— Work instructions —
Can you quote the records below in full, word for word?

◆ ◆ ◆ ◆

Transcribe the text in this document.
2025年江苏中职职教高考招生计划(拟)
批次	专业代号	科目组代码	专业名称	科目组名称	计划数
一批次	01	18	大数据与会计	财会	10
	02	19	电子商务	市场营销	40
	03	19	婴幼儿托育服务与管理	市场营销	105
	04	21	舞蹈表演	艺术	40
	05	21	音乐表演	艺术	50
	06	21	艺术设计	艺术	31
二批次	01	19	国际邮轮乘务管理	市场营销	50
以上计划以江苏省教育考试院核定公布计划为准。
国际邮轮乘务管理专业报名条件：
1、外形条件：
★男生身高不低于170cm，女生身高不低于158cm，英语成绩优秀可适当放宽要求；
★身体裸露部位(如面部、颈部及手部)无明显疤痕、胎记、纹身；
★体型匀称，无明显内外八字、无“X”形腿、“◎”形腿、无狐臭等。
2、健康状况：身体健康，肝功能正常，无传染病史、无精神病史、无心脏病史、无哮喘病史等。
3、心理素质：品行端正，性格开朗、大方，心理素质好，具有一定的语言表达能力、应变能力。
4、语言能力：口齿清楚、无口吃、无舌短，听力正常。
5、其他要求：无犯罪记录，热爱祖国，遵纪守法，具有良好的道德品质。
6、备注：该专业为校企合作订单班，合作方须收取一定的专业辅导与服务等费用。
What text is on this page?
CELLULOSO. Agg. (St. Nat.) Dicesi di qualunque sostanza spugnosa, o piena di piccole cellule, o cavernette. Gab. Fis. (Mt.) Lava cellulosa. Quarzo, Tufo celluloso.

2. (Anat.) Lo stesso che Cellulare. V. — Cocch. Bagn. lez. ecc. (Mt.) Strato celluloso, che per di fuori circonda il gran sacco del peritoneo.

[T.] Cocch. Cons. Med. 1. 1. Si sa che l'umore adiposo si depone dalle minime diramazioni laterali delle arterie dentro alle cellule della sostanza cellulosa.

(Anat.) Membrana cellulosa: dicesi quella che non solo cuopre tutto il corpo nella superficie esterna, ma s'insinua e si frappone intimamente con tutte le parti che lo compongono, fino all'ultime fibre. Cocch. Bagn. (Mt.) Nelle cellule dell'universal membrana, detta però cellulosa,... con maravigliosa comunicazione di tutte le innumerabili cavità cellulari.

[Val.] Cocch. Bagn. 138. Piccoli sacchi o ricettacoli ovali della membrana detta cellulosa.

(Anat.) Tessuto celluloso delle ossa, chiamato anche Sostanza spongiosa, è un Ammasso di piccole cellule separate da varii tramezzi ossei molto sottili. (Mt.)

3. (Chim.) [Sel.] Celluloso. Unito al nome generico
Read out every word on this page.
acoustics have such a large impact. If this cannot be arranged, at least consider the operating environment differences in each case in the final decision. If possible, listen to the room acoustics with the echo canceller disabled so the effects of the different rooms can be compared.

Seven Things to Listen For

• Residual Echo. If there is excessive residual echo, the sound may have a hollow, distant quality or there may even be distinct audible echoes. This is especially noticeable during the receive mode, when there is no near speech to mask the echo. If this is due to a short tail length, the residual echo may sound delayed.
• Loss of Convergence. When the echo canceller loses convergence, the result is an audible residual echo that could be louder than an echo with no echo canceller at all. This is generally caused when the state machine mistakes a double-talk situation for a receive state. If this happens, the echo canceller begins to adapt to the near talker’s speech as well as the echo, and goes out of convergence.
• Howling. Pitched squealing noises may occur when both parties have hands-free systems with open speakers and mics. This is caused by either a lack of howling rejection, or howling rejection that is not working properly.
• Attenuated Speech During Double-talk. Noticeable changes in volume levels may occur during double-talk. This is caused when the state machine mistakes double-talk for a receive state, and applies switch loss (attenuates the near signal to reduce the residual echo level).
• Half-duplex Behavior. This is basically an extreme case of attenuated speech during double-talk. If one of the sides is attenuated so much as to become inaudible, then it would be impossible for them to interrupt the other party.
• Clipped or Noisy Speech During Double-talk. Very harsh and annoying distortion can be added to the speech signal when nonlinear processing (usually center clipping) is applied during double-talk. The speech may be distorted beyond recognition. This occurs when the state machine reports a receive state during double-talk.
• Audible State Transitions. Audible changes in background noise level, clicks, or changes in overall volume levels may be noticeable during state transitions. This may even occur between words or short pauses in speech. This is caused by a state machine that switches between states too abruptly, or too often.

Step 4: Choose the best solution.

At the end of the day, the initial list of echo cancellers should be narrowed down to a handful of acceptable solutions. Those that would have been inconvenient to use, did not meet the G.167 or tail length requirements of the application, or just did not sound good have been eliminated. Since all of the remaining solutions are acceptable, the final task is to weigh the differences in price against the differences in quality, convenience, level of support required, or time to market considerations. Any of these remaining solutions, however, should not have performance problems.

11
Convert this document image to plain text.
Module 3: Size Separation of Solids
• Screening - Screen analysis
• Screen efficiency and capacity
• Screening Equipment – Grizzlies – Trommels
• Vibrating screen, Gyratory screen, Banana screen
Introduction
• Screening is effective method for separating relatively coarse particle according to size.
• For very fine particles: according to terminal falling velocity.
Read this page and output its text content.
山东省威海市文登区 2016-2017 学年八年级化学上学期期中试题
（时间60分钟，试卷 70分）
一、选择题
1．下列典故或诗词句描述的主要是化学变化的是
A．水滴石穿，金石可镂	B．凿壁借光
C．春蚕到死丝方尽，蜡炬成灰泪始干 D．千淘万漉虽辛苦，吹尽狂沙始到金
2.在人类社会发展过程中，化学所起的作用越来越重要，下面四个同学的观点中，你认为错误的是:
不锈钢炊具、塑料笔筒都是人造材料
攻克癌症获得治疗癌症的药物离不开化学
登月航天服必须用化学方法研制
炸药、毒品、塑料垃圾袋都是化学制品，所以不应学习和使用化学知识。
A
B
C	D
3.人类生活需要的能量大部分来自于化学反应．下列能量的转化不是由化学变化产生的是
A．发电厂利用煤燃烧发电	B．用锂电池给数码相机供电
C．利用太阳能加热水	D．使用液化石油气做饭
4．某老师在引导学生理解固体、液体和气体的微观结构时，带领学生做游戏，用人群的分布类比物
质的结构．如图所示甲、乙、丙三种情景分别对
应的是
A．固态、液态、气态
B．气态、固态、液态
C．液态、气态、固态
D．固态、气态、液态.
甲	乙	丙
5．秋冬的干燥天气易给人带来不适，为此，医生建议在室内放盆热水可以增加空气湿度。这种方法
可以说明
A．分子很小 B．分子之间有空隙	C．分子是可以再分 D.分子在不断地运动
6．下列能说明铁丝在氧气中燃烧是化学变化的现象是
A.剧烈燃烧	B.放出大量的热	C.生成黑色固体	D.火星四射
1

◆ ◆ ◆ ◆

— Expected answer —
Transcribe the text in this document.
2025年江苏中职职教高考招生计划(拟)
批次	专业代号	科目组代码	专业名称	科目组名称	计划数
一批次	01	18	大数据与会计	财会	10
	02	19	电子商务	市场营销	40
	03	19	婴幼儿托育服务与管理	市场营销	105
	04	21	舞蹈表演	艺术	40
	05	21	音乐表演	艺术	50
	06	21	艺术设计	艺术	31
二批次	01	19	国际邮轮乘务管理	市场营销	50
以上计划以江苏省教育考试院核定公布计划为准。
国际邮轮乘务管理专业报名条件：
1、外形条件：
★男生身高不低于170cm，女生身高不低于158cm，英语成绩优秀可适当放宽要求；
★身体裸露部位(如面部、颈部及手部)无明显疤痕、胎记、纹身；
★体型匀称，无明显内外八字、无“X”形腿、“◎”形腿、无狐臭等。
2、健康状况：身体健康，肝功能正常，无传染病史、无精神病史、无心脏病史、无哮喘病史等。
3、心理素质：品行端正，性格开朗、大方，心理素质好，具有一定的语言表达能力、应变能力。
4、语言能力：口齿清楚、无口吃、无舌短，听力正常。
5、其他要求：无犯罪记录，热爱祖国，遵纪守法，具有良好的道德品质。
6、备注：该专业为校企合作订单班，合作方须收取一定的专业辅导与服务等费用。
What text is on this page?
CELLULOSO. Agg. (St. Nat.) Dicesi di qualunque sostanza spugnosa, o piena di piccole cellule, o cavernette. Gab. Fis. (Mt.) Lava cellulosa. Quarzo, Tufo celluloso.

2. (Anat.) Lo stesso che Cellulare. V. — Cocch. Bagn. lez. ecc. (Mt.) Strato celluloso, che per di fuori circonda il gran sacco del peritoneo.

[T.] Cocch. Cons. Med. 1. 1. Si sa che l'umore adiposo si depone dalle minime diramazioni laterali delle arterie dentro alle cellule della sostanza cellulosa.

(Anat.) Membrana cellulosa: dicesi quella che non solo cuopre tutto il corpo nella superficie esterna, ma s'insinua e si frappone intimamente con tutte le parti che lo compongono, fino all'ultime fibre. Cocch. Bagn. (Mt.) Nelle cellule dell'universal membrana, detta però cellulosa,... con maravigliosa comunicazione di tutte le innumerabili cavità cellulari.

[Val.] Cocch. Bagn. 138. Piccoli sacchi o ricettacoli ovali della membrana detta cellulosa.

(Anat.) Tessuto celluloso delle ossa, chiamato anche Sostanza spongiosa, è un Ammasso di piccole cellule separate da varii tramezzi ossei molto sottili. (Mt.)

3. (Chim.) [Sel.] Celluloso. Unito al nome generico
Read out every word on this page.
acoustics have such a large impact. If this cannot be arranged, at least consider the operating environment differences in each case in the final decision. If possible, listen to the room acoustics with the echo canceller disabled so the effects of the different rooms can be compared.

Seven Things to Listen For

• Residual Echo. If there is excessive residual echo, the sound may have a hollow, distant quality or there may even be distinct audible echoes. This is especially noticeable during the receive mode, when there is no near speech to mask the echo. If this is due to a short tail length, the residual echo may sound delayed.
• Loss of Convergence. When the echo canceller loses convergence, the result is an audible residual echo that could be louder than an echo with no echo canceller at all. This is generally caused when the state machine mistakes a double-talk situation for a receive state. If this happens, the echo canceller begins to adapt to the near talker’s speech as well as the echo, and goes out of convergence.
• Howling. Pitched squealing noises may occur when both parties have hands-free systems with open speakers and mics. This is caused by either a lack of howling rejection, or howling rejection that is not working properly.
• Attenuated Speech During Double-talk. Noticeable changes in volume levels may occur during double-talk. This is caused when the state machine mistakes double-talk for a receive state, and applies switch loss (attenuates the near signal to reduce the residual echo level).
• Half-duplex Behavior. This is basically an extreme case of attenuated speech during double-talk. If one of the sides is attenuated so much as to become inaudible, then it would be impossible for them to interrupt the other party.
• Clipped or Noisy Speech During Double-talk. Very harsh and annoying distortion can be added to the speech signal when nonlinear processing (usually center clipping) is applied during double-talk. The speech may be distorted beyond recognition. This occurs when the state machine reports a receive state during double-talk.
• Audible State Transitions. Audible changes in background noise level, clicks, or changes in overall volume levels may be noticeable during state transitions. This may even occur between words or short pauses in speech. This is caused by a state machine that switches between states too abruptly, or too often.

Step 4: Choose the best solution.

At the end of the day, the initial list of echo cancellers should be narrowed down to a handful of acceptable solutions. Those that would have been inconvenient to use, did not meet the G.167 or tail length requirements of the application, or just did not sound good have been eliminated. Since all of the remaining solutions are acceptable, the final task is to weigh the differences in price against the differences in quality, convenience, level of support required, or time to market considerations. Any of these remaining solutions, however, should not have performance problems.

11
Convert this document image to plain text.
Module 3: Size Separation of Solids
• Screening - Screen analysis
• Screen efficiency and capacity
• Screening Equipment – Grizzlies – Trommels
• Vibrating screen, Gyratory screen, Banana screen
Introduction
• Screening is effective method for separating relatively coarse particle according to size.
• For very fine particles: according to terminal falling velocity.
Read this page and output its text content.
山东省威海市文登区 2016-2017 学年八年级化学上学期期中试题
（时间60分钟，试卷 70分）
一、选择题
1．下列典故或诗词句描述的主要是化学变化的是
A．水滴石穿，金石可镂	B．凿壁借光
C．春蚕到死丝方尽，蜡炬成灰泪始干 D．千淘万漉虽辛苦，吹尽狂沙始到金
2.在人类社会发展过程中，化学所起的作用越来越重要，下面四个同学的观点中，你认为错误的是:
不锈钢炊具、塑料笔筒都是人造材料
攻克癌症获得治疗癌症的药物离不开化学
登月航天服必须用化学方法研制
炸药、毒品、塑料垃圾袋都是化学制品，所以不应学习和使用化学知识。
A
B
C	D
3.人类生活需要的能量大部分来自于化学反应．下列能量的转化不是由化学变化产生的是
A．发电厂利用煤燃烧发电	B．用锂电池给数码相机供电
C．利用太阳能加热水	D．使用液化石油气做饭
4．某老师在引导学生理解固体、液体和气体的微观结构时，带领学生做游戏，用人群的分布类比物
质的结构．如图所示甲、乙、丙三种情景分别对
应的是
A．固态、液态、气态
B．气态、固态、液态
C．液态、气态、固态
D．固态、气态、液态.
甲	乙	丙
5．秋冬的干燥天气易给人带来不适，为此，医生建议在室内放盆热水可以增加空气湿度。这种方法
可以说明
A．分子很小 B．分子之间有空隙	C．分子是可以再分 D.分子在不断地运动
6．下列能说明铁丝在氧气中燃烧是化学变化的现象是
A.剧烈燃烧	B.放出大量的热	C.生成黑色固体	D.火星四射
1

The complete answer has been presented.